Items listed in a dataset
-=-=-=-=-

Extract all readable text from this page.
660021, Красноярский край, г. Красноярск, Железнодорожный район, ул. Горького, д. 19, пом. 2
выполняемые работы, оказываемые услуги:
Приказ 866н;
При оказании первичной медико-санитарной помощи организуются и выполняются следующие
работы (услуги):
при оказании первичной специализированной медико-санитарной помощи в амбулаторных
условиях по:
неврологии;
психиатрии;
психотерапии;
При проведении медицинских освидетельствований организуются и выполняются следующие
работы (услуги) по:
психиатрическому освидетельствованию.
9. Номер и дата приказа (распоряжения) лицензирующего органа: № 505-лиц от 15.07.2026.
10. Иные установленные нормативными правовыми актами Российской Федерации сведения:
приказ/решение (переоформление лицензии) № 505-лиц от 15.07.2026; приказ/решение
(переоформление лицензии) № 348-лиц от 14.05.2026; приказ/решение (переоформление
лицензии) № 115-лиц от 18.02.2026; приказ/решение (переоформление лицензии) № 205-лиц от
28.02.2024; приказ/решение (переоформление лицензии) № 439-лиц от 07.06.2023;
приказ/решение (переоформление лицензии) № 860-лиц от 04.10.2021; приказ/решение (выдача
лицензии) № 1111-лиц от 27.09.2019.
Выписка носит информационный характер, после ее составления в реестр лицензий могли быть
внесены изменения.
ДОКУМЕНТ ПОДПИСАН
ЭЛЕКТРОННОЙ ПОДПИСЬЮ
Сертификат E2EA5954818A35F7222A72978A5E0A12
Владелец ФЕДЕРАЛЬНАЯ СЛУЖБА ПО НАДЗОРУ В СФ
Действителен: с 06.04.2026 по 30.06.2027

-=-=-=-=-

(WHAT TO WORK ON): Every record above needs to be repeated word for word.

(PROBLEM SOLUTION):
Extract all readable text from this page.
660021, Красноярский край, г. Красноярск, Железнодорожный район, ул. Горького, д. 19, пом. 2
выполняемые работы, оказываемые услуги:
Приказ 866н;
При оказании первичной медико-санитарной помощи организуются и выполняются следующие
работы (услуги):
при оказании первичной специализированной медико-санитарной помощи в амбулаторных
условиях по:
неврологии;
психиатрии;
психотерапии;
При проведении медицинских освидетельствований организуются и выполняются следующие
работы (услуги) по:
психиатрическому освидетельствованию.
9. Номер и дата приказа (распоряжения) лицензирующего органа: № 505-лиц от 15.07.2026.
10. Иные установленные нормативными правовыми актами Российской Федерации сведения:
приказ/решение (переоформление лицензии) № 505-лиц от 15.07.2026; приказ/решение
(переоформление лицензии) № 348-лиц от 14.05.2026; приказ/решение (переоформление
лицензии) № 115-лиц от 18.02.2026; приказ/решение (переоформление лицензии) № 205-лиц от
28.02.2024; приказ/решение (переоформление лицензии) № 439-лиц от 07.06.2023;
приказ/решение (переоформление лицензии) № 860-лиц от 04.10.2021; приказ/решение (выдача
лицензии) № 1111-лиц от 27.09.2019.
Выписка носит информационный характер, после ее составления в реестр лицензий могли быть
внесены изменения.
ДОКУМЕНТ ПОДПИСАН
ЭЛЕКТРОННОЙ ПОДПИСЬЮ
Сертификат E2EA5954818A35F7222A72978A5E0A12
Владелец ФЕДЕРАЛЬНАЯ СЛУЖБА ПО НАДЗОРУ В СФ
Действителен: с 06.04.2026 по 30.06.2027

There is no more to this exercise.